* [Required work] Return nothing but the lines from the line with "Extract the structured" through the last line of the entries that follow, copied exactly and free of pictures.

[Figure content listings]

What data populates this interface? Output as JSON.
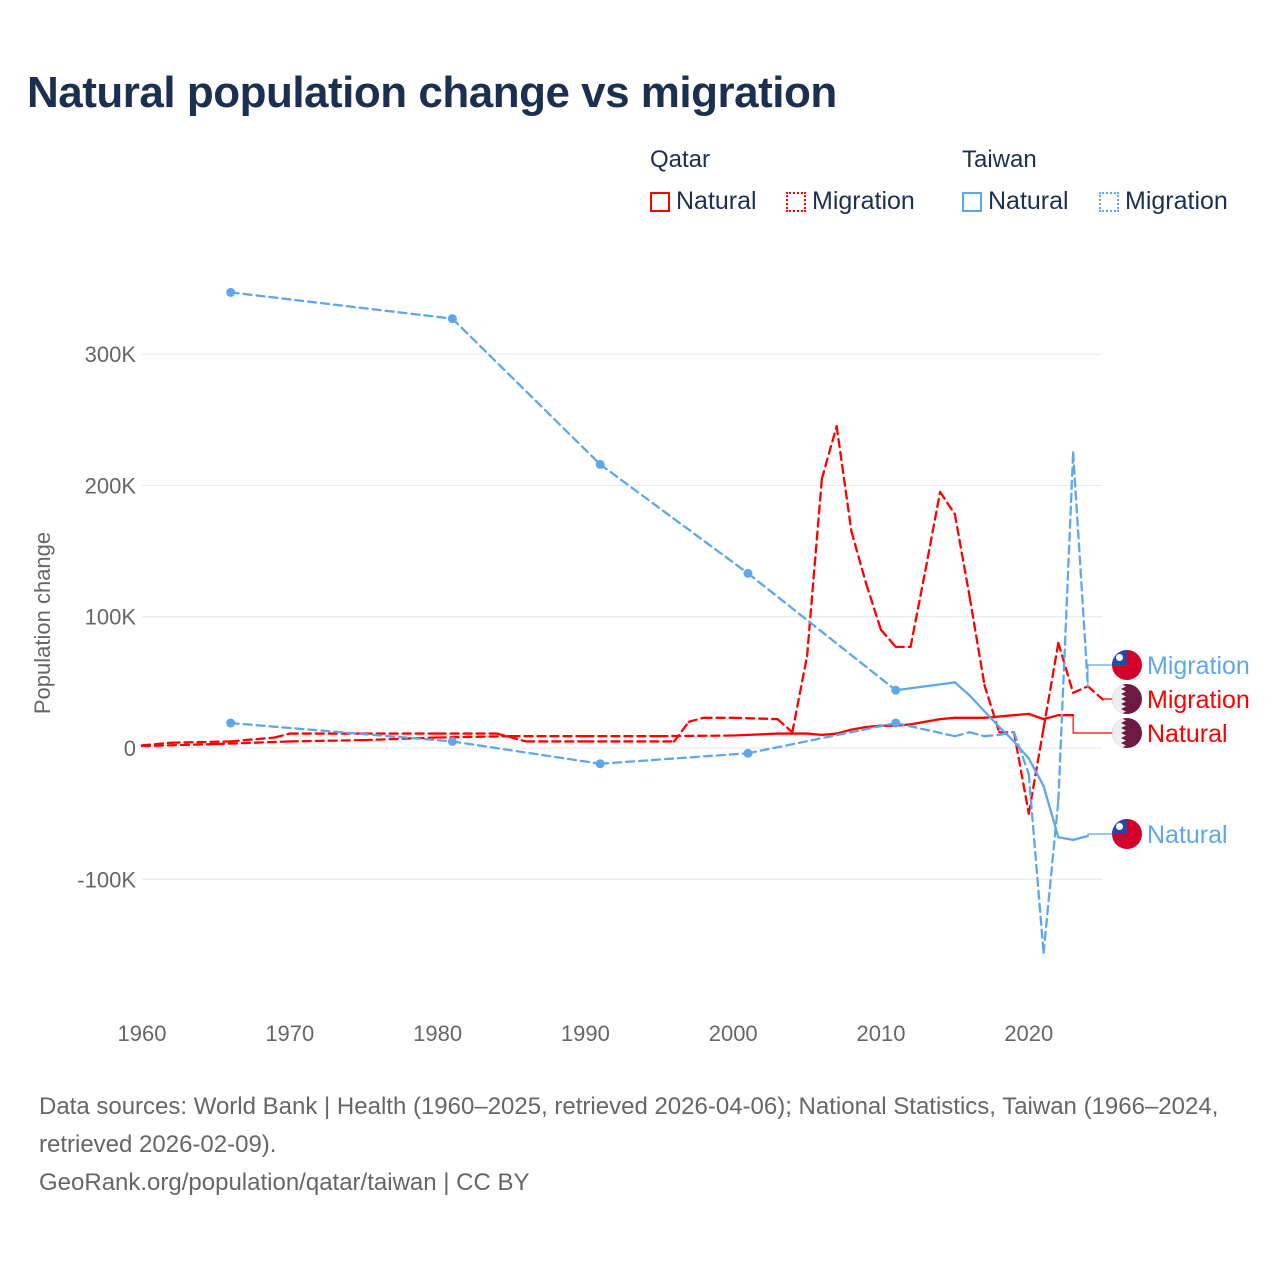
{
  "title": "Natural population change vs migration",
  "legend": {
    "groups": [
      {
        "name": "Qatar",
        "color": "#ff0000",
        "items": [
          "Natural",
          "Migration"
        ]
      },
      {
        "name": "Taiwan",
        "color": "#5ea7ea",
        "items": [
          "Natural",
          "Migration"
        ]
      }
    ]
  },
  "footer": {
    "sources": "Data sources: World Bank | Health (1960–2025, retrieved 2026-04-06); National Statistics, Taiwan (1966–2024, retrieved 2026-02-09).",
    "credit": "GeoRank.org/population/qatar/taiwan | CC BY"
  },
  "chart_data": {
    "type": "line",
    "title": "Natural population change vs migration",
    "xlabel": "",
    "ylabel": "Population change",
    "xlim": [
      1960,
      2025
    ],
    "ylim": [
      -170000,
      360000
    ],
    "x_ticks": [
      1960,
      1970,
      1980,
      1990,
      2000,
      2010,
      2020
    ],
    "y_ticks": [
      {
        "v": 300000,
        "label": "300K"
      },
      {
        "v": 200000,
        "label": "200K"
      },
      {
        "v": 100000,
        "label": "100K"
      },
      {
        "v": 0,
        "label": "0"
      },
      {
        "v": -100000,
        "label": "-100K"
      }
    ],
    "grid": true,
    "series": [
      {
        "country": "Qatar",
        "name": "Natural",
        "label": "Natural",
        "color": "#ff0000",
        "dashed": false,
        "markers": false,
        "x": [
          1960,
          1965,
          1970,
          1975,
          1980,
          1985,
          1990,
          1995,
          2000,
          2001,
          2002,
          2003,
          2004,
          2005,
          2006,
          2007,
          2008,
          2009,
          2010,
          2011,
          2012,
          2013,
          2014,
          2015,
          2016,
          2017,
          2018,
          2019,
          2020,
          2021,
          2022,
          2023
        ],
        "y": [
          1500,
          3000,
          5000,
          6000,
          8000,
          9000,
          9000,
          9000,
          9500,
          10000,
          10500,
          11000,
          11000,
          11000,
          10000,
          11000,
          14000,
          16000,
          17000,
          17000,
          18000,
          20000,
          22000,
          23000,
          23000,
          23000,
          24000,
          25000,
          26000,
          22000,
          25000,
          25000
        ]
      },
      {
        "country": "Qatar",
        "name": "Migration",
        "label": "Migration",
        "color": "#ff0000",
        "dashed": true,
        "markers": false,
        "x": [
          1960,
          1962,
          1966,
          1969,
          1970,
          1975,
          1980,
          1984,
          1986,
          1990,
          1996,
          1997,
          1998,
          2000,
          2003,
          2004,
          2005,
          2006,
          2007,
          2008,
          2009,
          2010,
          2011,
          2012,
          2013,
          2014,
          2015,
          2016,
          2017,
          2018,
          2019,
          2020,
          2021,
          2022,
          2023,
          2024,
          2025
        ],
        "y": [
          2000,
          4000,
          5000,
          8000,
          11000,
          11000,
          11000,
          11000,
          5000,
          5000,
          5000,
          20000,
          23000,
          23000,
          22000,
          12000,
          70000,
          205000,
          245000,
          165000,
          125000,
          90000,
          77000,
          77000,
          135000,
          195000,
          178000,
          115000,
          48000,
          12000,
          12000,
          -50000,
          15000,
          80000,
          42000,
          47000,
          37000
        ]
      },
      {
        "country": "Taiwan",
        "name": "Natural",
        "label": "Natural",
        "color": "#5ea7ea",
        "dashed": false,
        "markers": true,
        "x": [
          1966,
          1981,
          1991,
          2001,
          2011,
          2015,
          2016,
          2017,
          2018,
          2019,
          2020,
          2021,
          2022,
          2023,
          2024
        ],
        "y": [
          347000,
          327000,
          216000,
          133000,
          44000,
          50000,
          40000,
          28000,
          16000,
          5000,
          -8000,
          -29000,
          -68000,
          -70000,
          -67000
        ]
      },
      {
        "country": "Taiwan",
        "name": "Migration",
        "label": "Migration",
        "color": "#5ea7ea",
        "dashed": true,
        "markers": true,
        "x": [
          1966,
          1981,
          1991,
          2001,
          2011,
          2015,
          2016,
          2017,
          2018,
          2019,
          2020,
          2021,
          2022,
          2023,
          2024
        ],
        "y": [
          19000,
          5000,
          -12000,
          -4000,
          19000,
          9000,
          12000,
          9000,
          10000,
          12000,
          -20000,
          -156000,
          -40000,
          225000,
          47000
        ]
      }
    ]
  }
}
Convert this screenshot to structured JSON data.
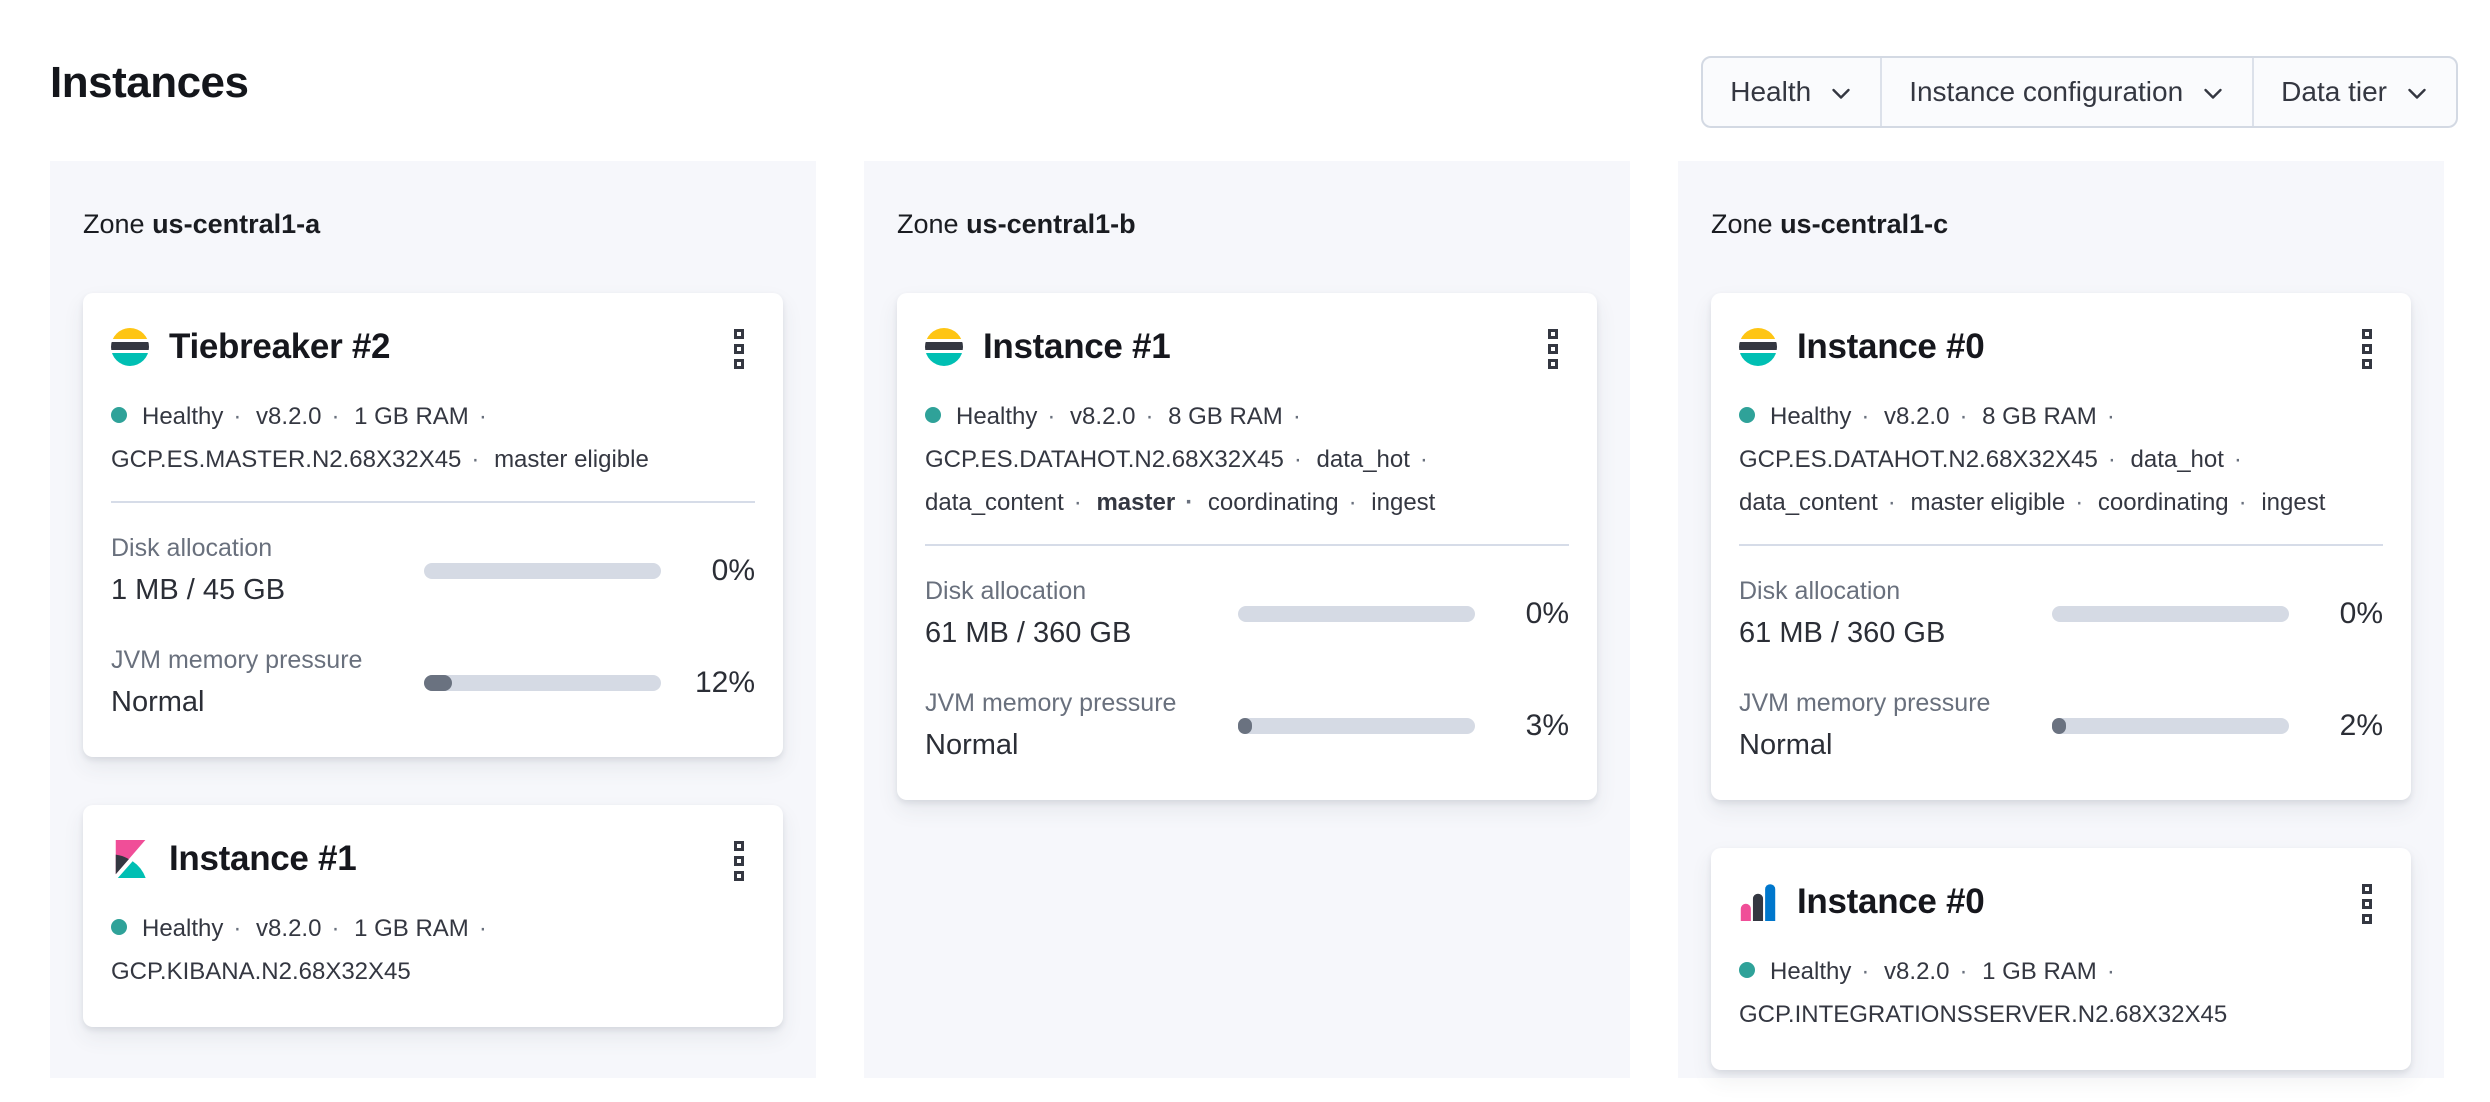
{
  "page": {
    "title": "Instances"
  },
  "filters": [
    {
      "label": "Health"
    },
    {
      "label": "Instance configuration"
    },
    {
      "label": "Data tier"
    }
  ],
  "colors": {
    "healthy_dot": "#2FA299",
    "panel_background": "#F6F7FB",
    "progress_track": "#D5DAE4",
    "progress_fill": "#6A7280",
    "elastic_yellow": "#FEC514",
    "elastic_teal": "#00BFB3",
    "elastic_pink": "#F04E98",
    "elastic_blue": "#0077CC",
    "elastic_dark": "#343741"
  },
  "zones": [
    {
      "label_prefix": "Zone",
      "name": "us-central1-a",
      "cards": [
        {
          "logo": "elasticsearch",
          "title": "Tiebreaker #2",
          "status_tokens": [
            {
              "text": "Healthy",
              "health": true
            },
            {
              "text": "v8.2.0"
            },
            {
              "text": "1 GB RAM"
            },
            {
              "text": "GCP.ES.MASTER.N2.68X32X45"
            },
            {
              "text": "master eligible"
            }
          ],
          "stats": [
            {
              "label": "Disk allocation",
              "value": "1 MB / 45 GB",
              "percent": "0%",
              "percent_value": 0
            },
            {
              "label": "JVM memory pressure",
              "value": "Normal",
              "percent": "12%",
              "percent_value": 12
            }
          ]
        },
        {
          "logo": "kibana",
          "title": "Instance #1",
          "status_tokens": [
            {
              "text": "Healthy",
              "health": true
            },
            {
              "text": "v8.2.0"
            },
            {
              "text": "1 GB RAM"
            },
            {
              "text": "GCP.KIBANA.N2.68X32X45"
            }
          ]
        }
      ]
    },
    {
      "label_prefix": "Zone",
      "name": "us-central1-b",
      "cards": [
        {
          "logo": "elasticsearch",
          "title": "Instance #1",
          "status_tokens": [
            {
              "text": "Healthy",
              "health": true
            },
            {
              "text": "v8.2.0"
            },
            {
              "text": "8 GB RAM"
            },
            {
              "text": "GCP.ES.DATAHOT.N2.68X32X45"
            },
            {
              "text": "data_hot"
            },
            {
              "text": "data_content"
            },
            {
              "text": "master",
              "bold": true
            },
            {
              "text": "coordinating"
            },
            {
              "text": "ingest"
            }
          ],
          "stats": [
            {
              "label": "Disk allocation",
              "value": "61 MB / 360 GB",
              "percent": "0%",
              "percent_value": 0
            },
            {
              "label": "JVM memory pressure",
              "value": "Normal",
              "percent": "3%",
              "percent_value": 3
            }
          ]
        }
      ]
    },
    {
      "label_prefix": "Zone",
      "name": "us-central1-c",
      "cards": [
        {
          "logo": "elasticsearch",
          "title": "Instance #0",
          "status_tokens": [
            {
              "text": "Healthy",
              "health": true
            },
            {
              "text": "v8.2.0"
            },
            {
              "text": "8 GB RAM"
            },
            {
              "text": "GCP.ES.DATAHOT.N2.68X32X45"
            },
            {
              "text": "data_hot"
            },
            {
              "text": "data_content"
            },
            {
              "text": "master eligible"
            },
            {
              "text": "coordinating"
            },
            {
              "text": "ingest"
            }
          ],
          "stats": [
            {
              "label": "Disk allocation",
              "value": "61 MB / 360 GB",
              "percent": "0%",
              "percent_value": 0
            },
            {
              "label": "JVM memory pressure",
              "value": "Normal",
              "percent": "2%",
              "percent_value": 2
            }
          ]
        },
        {
          "logo": "integrations-server",
          "title": "Instance #0",
          "status_tokens": [
            {
              "text": "Healthy",
              "health": true
            },
            {
              "text": "v8.2.0"
            },
            {
              "text": "1 GB RAM"
            },
            {
              "text": "GCP.INTEGRATIONSSERVER.N2.68X32X45"
            }
          ]
        }
      ]
    }
  ]
}
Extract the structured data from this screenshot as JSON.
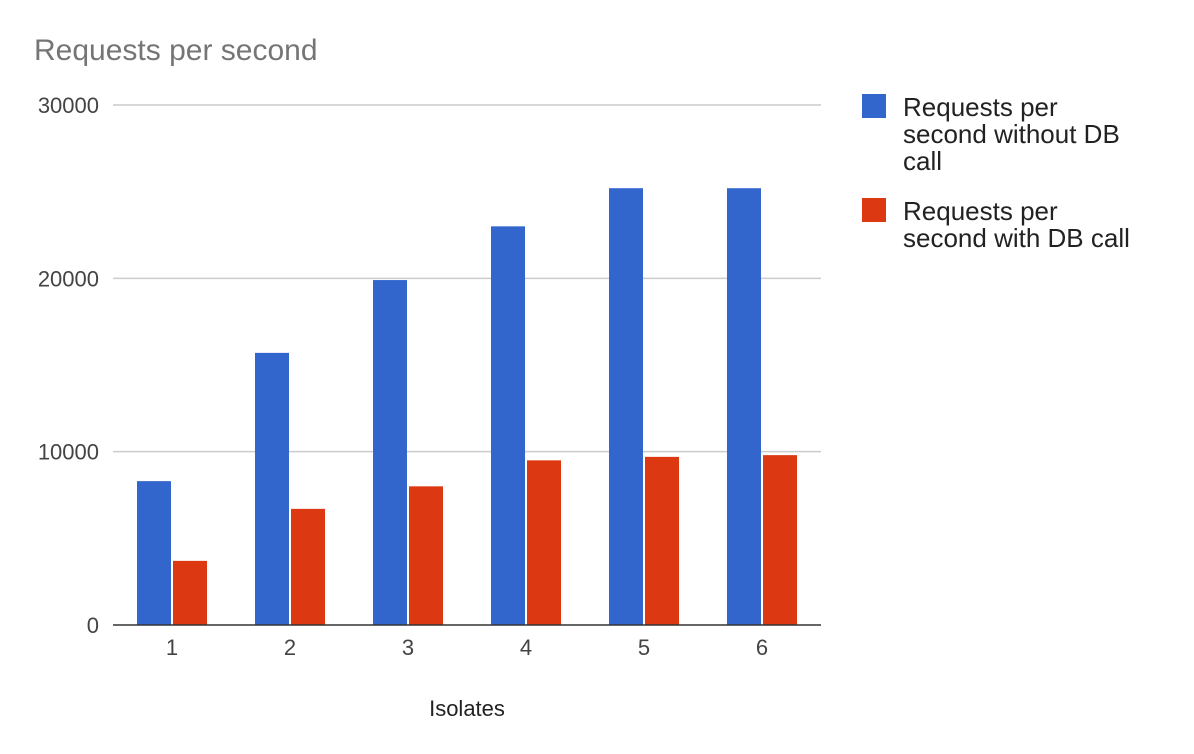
{
  "chart_data": {
    "type": "bar",
    "title": "Requests per second",
    "xlabel": "Isolates",
    "ylabel": "",
    "categories": [
      "1",
      "2",
      "3",
      "4",
      "5",
      "6"
    ],
    "series": [
      {
        "name": "Requests per second without DB call",
        "color": "#3366cc",
        "values": [
          8300,
          15700,
          19900,
          23000,
          25200,
          25200
        ]
      },
      {
        "name": "Requests per second with DB call",
        "color": "#dc3912",
        "values": [
          3700,
          6700,
          8000,
          9500,
          9700,
          9800
        ]
      }
    ],
    "ylim": [
      0,
      30000
    ],
    "yticks": [
      "0",
      "10000",
      "20000",
      "30000"
    ],
    "grid": true,
    "legend_position": "right"
  }
}
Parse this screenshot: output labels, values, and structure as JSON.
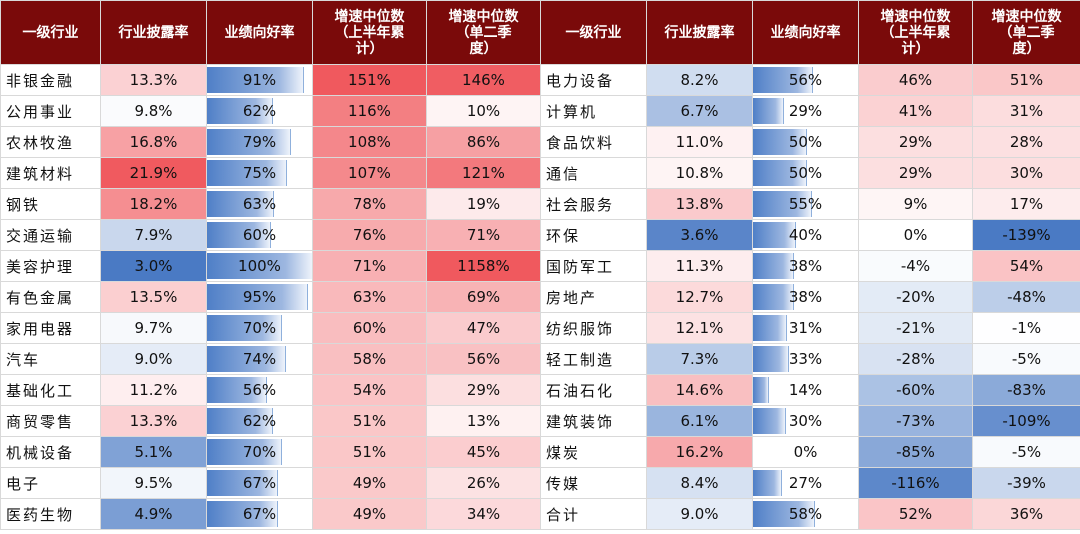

* [Expected answer]
Extract the structured data from this screenshot as JSON.
{
  "chart_data": {
    "type": "bar",
    "title": "Requests per second",
    "xlabel": "Isolates",
    "ylabel": "",
    "categories": [
      "1",
      "2",
      "3",
      "4",
      "5",
      "6"
    ],
    "series": [
      {
        "name": "Requests per second without DB call",
        "color": "#3366cc",
        "values": [
          8300,
          15700,
          19900,
          23000,
          25200,
          25200
        ]
      },
      {
        "name": "Requests per second with DB call",
        "color": "#dc3912",
        "values": [
          3700,
          6700,
          8000,
          9500,
          9700,
          9800
        ]
      }
    ],
    "ylim": [
      0,
      30000
    ],
    "yticks": [
      "0",
      "10000",
      "20000",
      "30000"
    ],
    "grid": true,
    "legend_position": "right"
  }
}
Parse this screenshot: output labels, values, and structure as JSON.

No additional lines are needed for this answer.